* **Set task**: Output every record below exactly as it appears.

— Start Supplied records —

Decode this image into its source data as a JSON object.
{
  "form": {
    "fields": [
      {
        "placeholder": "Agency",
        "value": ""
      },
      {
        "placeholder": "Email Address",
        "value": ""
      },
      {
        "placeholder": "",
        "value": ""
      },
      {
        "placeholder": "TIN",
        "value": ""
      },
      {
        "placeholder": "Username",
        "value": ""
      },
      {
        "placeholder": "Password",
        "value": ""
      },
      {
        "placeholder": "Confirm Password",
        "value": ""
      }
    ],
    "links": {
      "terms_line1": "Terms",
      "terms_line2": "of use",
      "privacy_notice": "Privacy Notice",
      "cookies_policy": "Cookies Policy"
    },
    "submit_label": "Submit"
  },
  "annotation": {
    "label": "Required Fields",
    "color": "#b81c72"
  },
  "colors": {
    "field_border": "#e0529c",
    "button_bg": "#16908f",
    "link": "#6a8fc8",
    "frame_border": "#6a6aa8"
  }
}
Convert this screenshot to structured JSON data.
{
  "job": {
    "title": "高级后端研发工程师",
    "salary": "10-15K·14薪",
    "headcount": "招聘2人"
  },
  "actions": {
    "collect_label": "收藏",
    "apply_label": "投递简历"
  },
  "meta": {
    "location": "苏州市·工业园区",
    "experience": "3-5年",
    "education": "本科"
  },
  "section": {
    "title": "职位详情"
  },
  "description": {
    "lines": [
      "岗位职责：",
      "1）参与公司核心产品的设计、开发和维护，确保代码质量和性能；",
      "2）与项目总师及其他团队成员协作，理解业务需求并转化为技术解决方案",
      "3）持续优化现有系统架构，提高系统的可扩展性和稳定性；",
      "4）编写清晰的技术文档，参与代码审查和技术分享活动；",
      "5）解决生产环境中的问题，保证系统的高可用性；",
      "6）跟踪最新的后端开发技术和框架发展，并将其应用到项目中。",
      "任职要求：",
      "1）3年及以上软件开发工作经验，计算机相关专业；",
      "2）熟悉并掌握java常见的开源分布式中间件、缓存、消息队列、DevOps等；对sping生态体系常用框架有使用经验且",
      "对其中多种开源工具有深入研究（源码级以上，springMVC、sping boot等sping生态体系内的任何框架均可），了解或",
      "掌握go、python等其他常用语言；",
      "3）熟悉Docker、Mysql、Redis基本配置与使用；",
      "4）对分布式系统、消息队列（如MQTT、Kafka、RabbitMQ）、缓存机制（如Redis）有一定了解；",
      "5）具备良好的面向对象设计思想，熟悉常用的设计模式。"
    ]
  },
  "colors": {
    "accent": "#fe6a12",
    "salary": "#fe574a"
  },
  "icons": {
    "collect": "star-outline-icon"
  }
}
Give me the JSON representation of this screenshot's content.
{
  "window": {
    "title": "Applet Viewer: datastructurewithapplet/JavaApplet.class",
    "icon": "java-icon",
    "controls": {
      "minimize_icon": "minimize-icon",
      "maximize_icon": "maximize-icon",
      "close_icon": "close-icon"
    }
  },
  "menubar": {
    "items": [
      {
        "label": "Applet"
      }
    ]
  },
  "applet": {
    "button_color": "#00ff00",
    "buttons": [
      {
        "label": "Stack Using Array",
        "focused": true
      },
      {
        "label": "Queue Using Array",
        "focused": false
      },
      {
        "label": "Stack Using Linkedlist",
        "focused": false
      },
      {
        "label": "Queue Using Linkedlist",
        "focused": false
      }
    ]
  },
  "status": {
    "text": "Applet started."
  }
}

— End Supplied records —

* **Final result**:
Decode this image into its source data as a JSON object.
{
  "form": {
    "fields": [
      {
        "placeholder": "Agency",
        "value": ""
      },
      {
        "placeholder": "Email Address",
        "value": ""
      },
      {
        "placeholder": "",
        "value": ""
      },
      {
        "placeholder": "TIN",
        "value": ""
      },
      {
        "placeholder": "Username",
        "value": ""
      },
      {
        "placeholder": "Password",
        "value": ""
      },
      {
        "placeholder": "Confirm Password",
        "value": ""
      }
    ],
    "links": {
      "terms_line1": "Terms",
      "terms_line2": "of use",
      "privacy_notice": "Privacy Notice",
      "cookies_policy": "Cookies Policy"
    },
    "submit_label": "Submit"
  },
  "annotation": {
    "label": "Required Fields",
    "color": "#b81c72"
  },
  "colors": {
    "field_border": "#e0529c",
    "button_bg": "#16908f",
    "link": "#6a8fc8",
    "frame_border": "#6a6aa8"
  }
}
Convert this screenshot to structured JSON data.
{
  "job": {
    "title": "高级后端研发工程师",
    "salary": "10-15K·14薪",
    "headcount": "招聘2人"
  },
  "actions": {
    "collect_label": "收藏",
    "apply_label": "投递简历"
  },
  "meta": {
    "location": "苏州市·工业园区",
    "experience": "3-5年",
    "education": "本科"
  },
  "section": {
    "title": "职位详情"
  },
  "description": {
    "lines": [
      "岗位职责：",
      "1）参与公司核心产品的设计、开发和维护，确保代码质量和性能；",
      "2）与项目总师及其他团队成员协作，理解业务需求并转化为技术解决方案",
      "3）持续优化现有系统架构，提高系统的可扩展性和稳定性；",
      "4）编写清晰的技术文档，参与代码审查和技术分享活动；",
      "5）解决生产环境中的问题，保证系统的高可用性；",
      "6）跟踪最新的后端开发技术和框架发展，并将其应用到项目中。",
      "任职要求：",
      "1）3年及以上软件开发工作经验，计算机相关专业；",
      "2）熟悉并掌握java常见的开源分布式中间件、缓存、消息队列、DevOps等；对sping生态体系常用框架有使用经验且",
      "对其中多种开源工具有深入研究（源码级以上，springMVC、sping boot等sping生态体系内的任何框架均可），了解或",
      "掌握go、python等其他常用语言；",
      "3）熟悉Docker、Mysql、Redis基本配置与使用；",
      "4）对分布式系统、消息队列（如MQTT、Kafka、RabbitMQ）、缓存机制（如Redis）有一定了解；",
      "5）具备良好的面向对象设计思想，熟悉常用的设计模式。"
    ]
  },
  "colors": {
    "accent": "#fe6a12",
    "salary": "#fe574a"
  },
  "icons": {
    "collect": "star-outline-icon"
  }
}
Give me the JSON representation of this screenshot's content.
{
  "window": {
    "title": "Applet Viewer: datastructurewithapplet/JavaApplet.class",
    "icon": "java-icon",
    "controls": {
      "minimize_icon": "minimize-icon",
      "maximize_icon": "maximize-icon",
      "close_icon": "close-icon"
    }
  },
  "menubar": {
    "items": [
      {
        "label": "Applet"
      }
    ]
  },
  "applet": {
    "button_color": "#00ff00",
    "buttons": [
      {
        "label": "Stack Using Array",
        "focused": true
      },
      {
        "label": "Queue Using Array",
        "focused": false
      },
      {
        "label": "Stack Using Linkedlist",
        "focused": false
      },
      {
        "label": "Queue Using Linkedlist",
        "focused": false
      }
    ]
  },
  "status": {
    "text": "Applet started."
  }
}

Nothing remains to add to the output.